Repeat the records below exactly, leaving out every picture.

Dataset items:

=======

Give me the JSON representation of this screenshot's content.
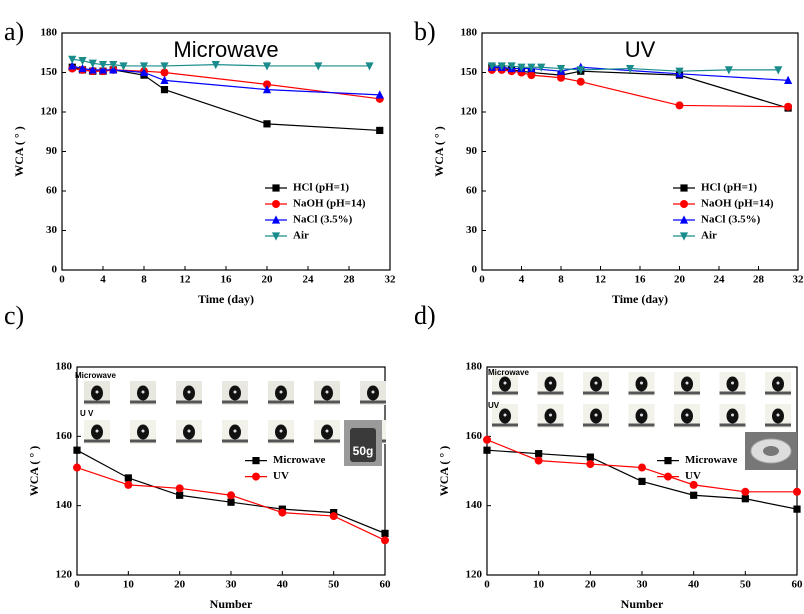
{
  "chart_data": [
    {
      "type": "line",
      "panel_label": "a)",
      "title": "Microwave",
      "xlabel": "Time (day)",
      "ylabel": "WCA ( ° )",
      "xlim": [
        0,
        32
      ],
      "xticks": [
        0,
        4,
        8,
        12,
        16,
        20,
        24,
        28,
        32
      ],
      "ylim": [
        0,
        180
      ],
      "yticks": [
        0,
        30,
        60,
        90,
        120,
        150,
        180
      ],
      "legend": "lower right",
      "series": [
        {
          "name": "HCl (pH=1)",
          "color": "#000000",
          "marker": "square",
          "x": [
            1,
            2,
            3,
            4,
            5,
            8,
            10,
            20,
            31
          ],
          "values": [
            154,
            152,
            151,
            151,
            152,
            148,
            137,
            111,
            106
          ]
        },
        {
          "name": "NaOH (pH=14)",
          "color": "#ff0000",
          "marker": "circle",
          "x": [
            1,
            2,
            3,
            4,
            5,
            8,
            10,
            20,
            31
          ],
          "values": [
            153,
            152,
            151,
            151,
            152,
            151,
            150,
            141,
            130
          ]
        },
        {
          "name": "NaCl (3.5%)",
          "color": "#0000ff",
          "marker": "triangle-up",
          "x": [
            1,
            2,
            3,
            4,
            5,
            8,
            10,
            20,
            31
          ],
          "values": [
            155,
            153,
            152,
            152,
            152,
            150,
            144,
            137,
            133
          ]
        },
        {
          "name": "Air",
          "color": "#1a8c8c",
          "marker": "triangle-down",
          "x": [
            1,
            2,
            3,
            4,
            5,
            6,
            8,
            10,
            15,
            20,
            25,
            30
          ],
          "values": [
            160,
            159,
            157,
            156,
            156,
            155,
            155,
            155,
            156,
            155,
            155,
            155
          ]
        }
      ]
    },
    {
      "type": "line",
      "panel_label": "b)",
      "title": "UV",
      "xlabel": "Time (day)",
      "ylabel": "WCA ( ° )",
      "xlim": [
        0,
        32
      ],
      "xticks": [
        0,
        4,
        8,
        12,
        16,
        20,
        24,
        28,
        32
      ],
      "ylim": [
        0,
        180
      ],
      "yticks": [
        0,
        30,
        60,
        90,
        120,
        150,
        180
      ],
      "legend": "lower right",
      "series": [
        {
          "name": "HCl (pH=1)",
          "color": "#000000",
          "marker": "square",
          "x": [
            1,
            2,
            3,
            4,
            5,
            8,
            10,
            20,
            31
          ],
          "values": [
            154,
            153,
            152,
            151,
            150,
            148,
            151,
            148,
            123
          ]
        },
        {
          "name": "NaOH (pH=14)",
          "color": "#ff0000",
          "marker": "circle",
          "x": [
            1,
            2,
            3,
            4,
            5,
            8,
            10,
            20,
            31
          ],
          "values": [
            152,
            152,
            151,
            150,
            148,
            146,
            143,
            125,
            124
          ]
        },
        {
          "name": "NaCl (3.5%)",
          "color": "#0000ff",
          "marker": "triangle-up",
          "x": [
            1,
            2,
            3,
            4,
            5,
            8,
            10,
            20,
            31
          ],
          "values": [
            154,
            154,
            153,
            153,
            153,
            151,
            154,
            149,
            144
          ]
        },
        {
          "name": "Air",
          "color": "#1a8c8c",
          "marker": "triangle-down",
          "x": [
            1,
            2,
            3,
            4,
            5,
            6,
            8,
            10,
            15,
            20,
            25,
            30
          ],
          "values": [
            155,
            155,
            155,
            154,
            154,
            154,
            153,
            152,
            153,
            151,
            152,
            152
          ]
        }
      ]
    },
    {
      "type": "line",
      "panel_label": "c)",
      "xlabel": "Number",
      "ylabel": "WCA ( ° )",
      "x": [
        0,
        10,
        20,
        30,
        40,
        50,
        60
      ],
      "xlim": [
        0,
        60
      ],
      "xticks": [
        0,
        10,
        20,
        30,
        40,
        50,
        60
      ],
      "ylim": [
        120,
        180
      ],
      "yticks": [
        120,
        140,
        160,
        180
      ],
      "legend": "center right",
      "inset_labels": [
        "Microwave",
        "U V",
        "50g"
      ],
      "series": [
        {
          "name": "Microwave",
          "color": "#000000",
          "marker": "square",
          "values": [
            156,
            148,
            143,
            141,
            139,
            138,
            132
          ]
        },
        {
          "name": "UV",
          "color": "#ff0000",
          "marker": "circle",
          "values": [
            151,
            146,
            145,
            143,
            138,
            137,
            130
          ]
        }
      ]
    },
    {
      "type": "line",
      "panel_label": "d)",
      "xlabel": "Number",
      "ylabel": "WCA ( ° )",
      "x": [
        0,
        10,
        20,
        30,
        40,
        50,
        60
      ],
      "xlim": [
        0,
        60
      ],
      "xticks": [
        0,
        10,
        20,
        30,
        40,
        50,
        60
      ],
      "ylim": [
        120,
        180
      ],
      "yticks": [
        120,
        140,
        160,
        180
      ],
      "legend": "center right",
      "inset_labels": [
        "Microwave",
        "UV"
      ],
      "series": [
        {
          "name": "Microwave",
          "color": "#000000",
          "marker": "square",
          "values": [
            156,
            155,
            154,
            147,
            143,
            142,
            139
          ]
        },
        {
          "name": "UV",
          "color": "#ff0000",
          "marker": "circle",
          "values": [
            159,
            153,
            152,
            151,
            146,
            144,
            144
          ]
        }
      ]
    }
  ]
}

=======

Final answer:
Give me the JSON representation of this screenshot's content.
{
  "chart_data": [
    {
      "type": "line",
      "panel_label": "a)",
      "title": "Microwave",
      "xlabel": "Time (day)",
      "ylabel": "WCA ( ° )",
      "xlim": [
        0,
        32
      ],
      "xticks": [
        0,
        4,
        8,
        12,
        16,
        20,
        24,
        28,
        32
      ],
      "ylim": [
        0,
        180
      ],
      "yticks": [
        0,
        30,
        60,
        90,
        120,
        150,
        180
      ],
      "legend": "lower right",
      "series": [
        {
          "name": "HCl (pH=1)",
          "color": "#000000",
          "marker": "square",
          "x": [
            1,
            2,
            3,
            4,
            5,
            8,
            10,
            20,
            31
          ],
          "values": [
            154,
            152,
            151,
            151,
            152,
            148,
            137,
            111,
            106
          ]
        },
        {
          "name": "NaOH (pH=14)",
          "color": "#ff0000",
          "marker": "circle",
          "x": [
            1,
            2,
            3,
            4,
            5,
            8,
            10,
            20,
            31
          ],
          "values": [
            153,
            152,
            151,
            151,
            152,
            151,
            150,
            141,
            130
          ]
        },
        {
          "name": "NaCl (3.5%)",
          "color": "#0000ff",
          "marker": "triangle-up",
          "x": [
            1,
            2,
            3,
            4,
            5,
            8,
            10,
            20,
            31
          ],
          "values": [
            155,
            153,
            152,
            152,
            152,
            150,
            144,
            137,
            133
          ]
        },
        {
          "name": "Air",
          "color": "#1a8c8c",
          "marker": "triangle-down",
          "x": [
            1,
            2,
            3,
            4,
            5,
            6,
            8,
            10,
            15,
            20,
            25,
            30
          ],
          "values": [
            160,
            159,
            157,
            156,
            156,
            155,
            155,
            155,
            156,
            155,
            155,
            155
          ]
        }
      ]
    },
    {
      "type": "line",
      "panel_label": "b)",
      "title": "UV",
      "xlabel": "Time (day)",
      "ylabel": "WCA ( ° )",
      "xlim": [
        0,
        32
      ],
      "xticks": [
        0,
        4,
        8,
        12,
        16,
        20,
        24,
        28,
        32
      ],
      "ylim": [
        0,
        180
      ],
      "yticks": [
        0,
        30,
        60,
        90,
        120,
        150,
        180
      ],
      "legend": "lower right",
      "series": [
        {
          "name": "HCl (pH=1)",
          "color": "#000000",
          "marker": "square",
          "x": [
            1,
            2,
            3,
            4,
            5,
            8,
            10,
            20,
            31
          ],
          "values": [
            154,
            153,
            152,
            151,
            150,
            148,
            151,
            148,
            123
          ]
        },
        {
          "name": "NaOH (pH=14)",
          "color": "#ff0000",
          "marker": "circle",
          "x": [
            1,
            2,
            3,
            4,
            5,
            8,
            10,
            20,
            31
          ],
          "values": [
            152,
            152,
            151,
            150,
            148,
            146,
            143,
            125,
            124
          ]
        },
        {
          "name": "NaCl (3.5%)",
          "color": "#0000ff",
          "marker": "triangle-up",
          "x": [
            1,
            2,
            3,
            4,
            5,
            8,
            10,
            20,
            31
          ],
          "values": [
            154,
            154,
            153,
            153,
            153,
            151,
            154,
            149,
            144
          ]
        },
        {
          "name": "Air",
          "color": "#1a8c8c",
          "marker": "triangle-down",
          "x": [
            1,
            2,
            3,
            4,
            5,
            6,
            8,
            10,
            15,
            20,
            25,
            30
          ],
          "values": [
            155,
            155,
            155,
            154,
            154,
            154,
            153,
            152,
            153,
            151,
            152,
            152
          ]
        }
      ]
    },
    {
      "type": "line",
      "panel_label": "c)",
      "xlabel": "Number",
      "ylabel": "WCA ( ° )",
      "x": [
        0,
        10,
        20,
        30,
        40,
        50,
        60
      ],
      "xlim": [
        0,
        60
      ],
      "xticks": [
        0,
        10,
        20,
        30,
        40,
        50,
        60
      ],
      "ylim": [
        120,
        180
      ],
      "yticks": [
        120,
        140,
        160,
        180
      ],
      "legend": "center right",
      "inset_labels": [
        "Microwave",
        "U V",
        "50g"
      ],
      "series": [
        {
          "name": "Microwave",
          "color": "#000000",
          "marker": "square",
          "values": [
            156,
            148,
            143,
            141,
            139,
            138,
            132
          ]
        },
        {
          "name": "UV",
          "color": "#ff0000",
          "marker": "circle",
          "values": [
            151,
            146,
            145,
            143,
            138,
            137,
            130
          ]
        }
      ]
    },
    {
      "type": "line",
      "panel_label": "d)",
      "xlabel": "Number",
      "ylabel": "WCA ( ° )",
      "x": [
        0,
        10,
        20,
        30,
        40,
        50,
        60
      ],
      "xlim": [
        0,
        60
      ],
      "xticks": [
        0,
        10,
        20,
        30,
        40,
        50,
        60
      ],
      "ylim": [
        120,
        180
      ],
      "yticks": [
        120,
        140,
        160,
        180
      ],
      "legend": "center right",
      "inset_labels": [
        "Microwave",
        "UV"
      ],
      "series": [
        {
          "name": "Microwave",
          "color": "#000000",
          "marker": "square",
          "values": [
            156,
            155,
            154,
            147,
            143,
            142,
            139
          ]
        },
        {
          "name": "UV",
          "color": "#ff0000",
          "marker": "circle",
          "values": [
            159,
            153,
            152,
            151,
            146,
            144,
            144
          ]
        }
      ]
    }
  ]
}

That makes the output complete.